PROBLEM TO WORK ON:
Make an exact copy of all the entries, but do not reproduce the pictures.

Chart and figure data:
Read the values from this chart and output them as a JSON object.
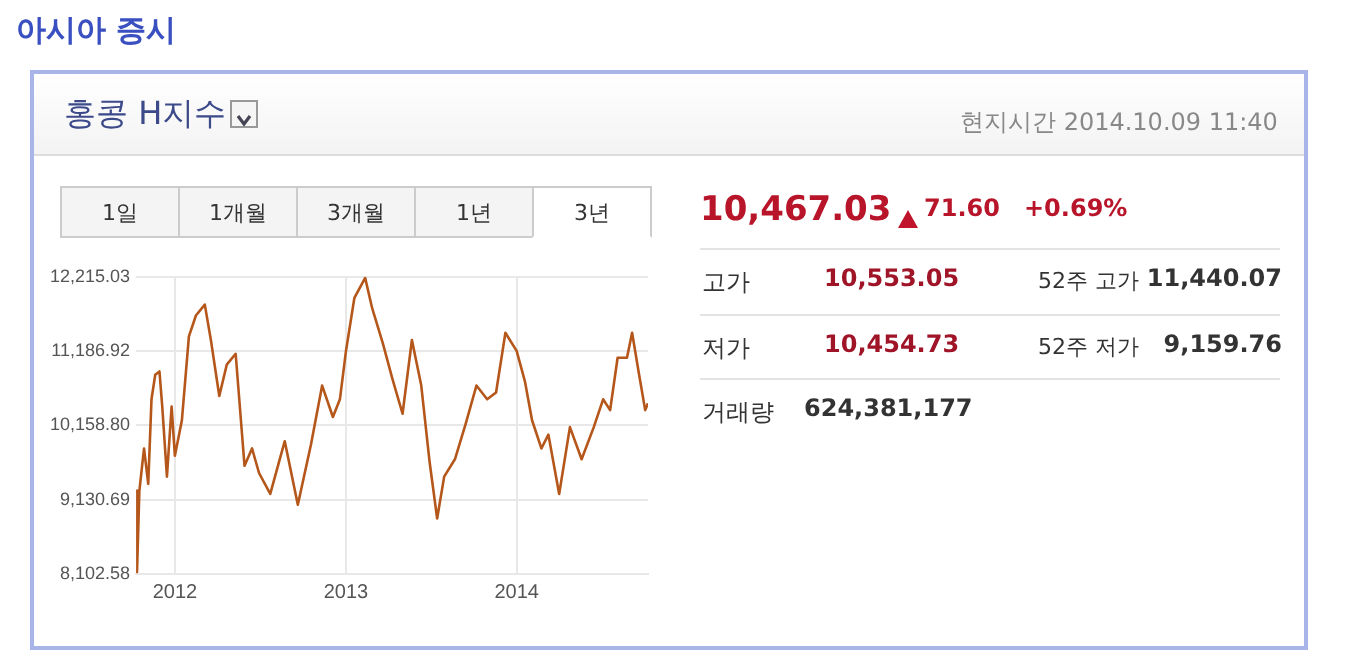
{
  "chart_data": {
    "type": "line",
    "title": "아시아 증시",
    "subtitle": "홍콩 H지수",
    "annotations": [
      "현지시간 2014.10.09 11:40",
      "1일",
      "1개월",
      "3개월",
      "1년",
      "3년",
      "10,467.03",
      "71.60",
      "+0.69%",
      "고가",
      "10,553.05",
      "52주 고가",
      "11,440.07",
      "저가",
      "10,454.73",
      "52주 저가",
      "9,159.76",
      "거래량",
      "624,381,177"
    ],
    "x": [
      "2011-10-10",
      "2011-10-12",
      "2011-10-17",
      "2011-10-27",
      "2011-11-05",
      "2011-11-12",
      "2011-11-20",
      "2011-11-29",
      "2011-12-05",
      "2011-12-15",
      "2011-12-25",
      "2012-01-01",
      "2012-01-16",
      "2012-01-31",
      "2012-02-15",
      "2012-03-05",
      "2012-03-18",
      "2012-04-05",
      "2012-04-21",
      "2012-05-10",
      "2012-05-29",
      "2012-06-14",
      "2012-06-29",
      "2012-07-23",
      "2012-08-23",
      "2012-09-20",
      "2012-10-18",
      "2012-11-11",
      "2012-12-04",
      "2012-12-19",
      "2013-01-01",
      "2013-01-19",
      "2013-02-11",
      "2013-02-26",
      "2013-03-21",
      "2013-04-10",
      "2013-05-02",
      "2013-05-22",
      "2013-06-11",
      "2013-06-29",
      "2013-07-15",
      "2013-07-30",
      "2013-08-22",
      "2013-09-14",
      "2013-10-07",
      "2013-10-30",
      "2013-11-18",
      "2013-12-08",
      "2014-01-01",
      "2014-01-19",
      "2014-02-03",
      "2014-02-23",
      "2014-03-10",
      "2014-04-02",
      "2014-04-25",
      "2014-05-20",
      "2014-06-15",
      "2014-07-05",
      "2014-07-20",
      "2014-08-05",
      "2014-08-25",
      "2014-09-05",
      "2014-09-20",
      "2014-10-03",
      "2014-10-09"
    ],
    "series": [
      {
        "color": "#b5561a",
        "values": [
          9256,
          8130,
          9250,
          9840,
          9350,
          10520,
          10860,
          10905,
          10420,
          9450,
          10420,
          9740,
          10230,
          11390,
          11680,
          11830,
          11340,
          10565,
          11000,
          11150,
          9600,
          9840,
          9500,
          9210,
          9940,
          9060,
          9890,
          10710,
          10275,
          10520,
          11190,
          11925,
          12200,
          11780,
          11290,
          10810,
          10320,
          11340,
          10710,
          9645,
          8870,
          9450,
          9690,
          10180,
          10710,
          10520,
          10615,
          11440,
          11190,
          10760,
          10230,
          9840,
          10030,
          9210,
          10135,
          9690,
          10135,
          10520,
          10370,
          11095,
          11095,
          11440,
          10860,
          10370,
          10467
        ]
      }
    ],
    "xlim": [
      "2011-10-10",
      "2014-10-09"
    ],
    "xticks": [
      "2012",
      "2013",
      "2014"
    ],
    "ylim": [
      8102.58,
      12215.03
    ],
    "yticks": [
      {
        "value": 8102.58,
        "label": "8,102.58"
      },
      {
        "value": 9130.69,
        "label": "9,130.69"
      },
      {
        "value": 10158.8,
        "label": "10,158.80"
      },
      {
        "value": 11186.92,
        "label": "11,186.92"
      },
      {
        "value": 12215.03,
        "label": "12,215.03"
      }
    ],
    "grid": true,
    "legend": false,
    "marker": "none",
    "line_style": "solid"
  }
}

OUTPUT FOR THIS EXERCISE:
Read the values from this chart and output them as a JSON object.
{
  "chart_data": {
    "type": "line",
    "title": "아시아 증시",
    "subtitle": "홍콩 H지수",
    "annotations": [
      "현지시간 2014.10.09 11:40",
      "1일",
      "1개월",
      "3개월",
      "1년",
      "3년",
      "10,467.03",
      "71.60",
      "+0.69%",
      "고가",
      "10,553.05",
      "52주 고가",
      "11,440.07",
      "저가",
      "10,454.73",
      "52주 저가",
      "9,159.76",
      "거래량",
      "624,381,177"
    ],
    "x": [
      "2011-10-10",
      "2011-10-12",
      "2011-10-17",
      "2011-10-27",
      "2011-11-05",
      "2011-11-12",
      "2011-11-20",
      "2011-11-29",
      "2011-12-05",
      "2011-12-15",
      "2011-12-25",
      "2012-01-01",
      "2012-01-16",
      "2012-01-31",
      "2012-02-15",
      "2012-03-05",
      "2012-03-18",
      "2012-04-05",
      "2012-04-21",
      "2012-05-10",
      "2012-05-29",
      "2012-06-14",
      "2012-06-29",
      "2012-07-23",
      "2012-08-23",
      "2012-09-20",
      "2012-10-18",
      "2012-11-11",
      "2012-12-04",
      "2012-12-19",
      "2013-01-01",
      "2013-01-19",
      "2013-02-11",
      "2013-02-26",
      "2013-03-21",
      "2013-04-10",
      "2013-05-02",
      "2013-05-22",
      "2013-06-11",
      "2013-06-29",
      "2013-07-15",
      "2013-07-30",
      "2013-08-22",
      "2013-09-14",
      "2013-10-07",
      "2013-10-30",
      "2013-11-18",
      "2013-12-08",
      "2014-01-01",
      "2014-01-19",
      "2014-02-03",
      "2014-02-23",
      "2014-03-10",
      "2014-04-02",
      "2014-04-25",
      "2014-05-20",
      "2014-06-15",
      "2014-07-05",
      "2014-07-20",
      "2014-08-05",
      "2014-08-25",
      "2014-09-05",
      "2014-09-20",
      "2014-10-03",
      "2014-10-09"
    ],
    "series": [
      {
        "color": "#b5561a",
        "values": [
          9256,
          8130,
          9250,
          9840,
          9350,
          10520,
          10860,
          10905,
          10420,
          9450,
          10420,
          9740,
          10230,
          11390,
          11680,
          11830,
          11340,
          10565,
          11000,
          11150,
          9600,
          9840,
          9500,
          9210,
          9940,
          9060,
          9890,
          10710,
          10275,
          10520,
          11190,
          11925,
          12200,
          11780,
          11290,
          10810,
          10320,
          11340,
          10710,
          9645,
          8870,
          9450,
          9690,
          10180,
          10710,
          10520,
          10615,
          11440,
          11190,
          10760,
          10230,
          9840,
          10030,
          9210,
          10135,
          9690,
          10135,
          10520,
          10370,
          11095,
          11095,
          11440,
          10860,
          10370,
          10467
        ]
      }
    ],
    "xlim": [
      "2011-10-10",
      "2014-10-09"
    ],
    "xticks": [
      "2012",
      "2013",
      "2014"
    ],
    "ylim": [
      8102.58,
      12215.03
    ],
    "yticks": [
      {
        "value": 8102.58,
        "label": "8,102.58"
      },
      {
        "value": 9130.69,
        "label": "9,130.69"
      },
      {
        "value": 10158.8,
        "label": "10,158.80"
      },
      {
        "value": 11186.92,
        "label": "11,186.92"
      },
      {
        "value": 12215.03,
        "label": "12,215.03"
      }
    ],
    "grid": true,
    "legend": false,
    "marker": "none",
    "line_style": "solid"
  }
}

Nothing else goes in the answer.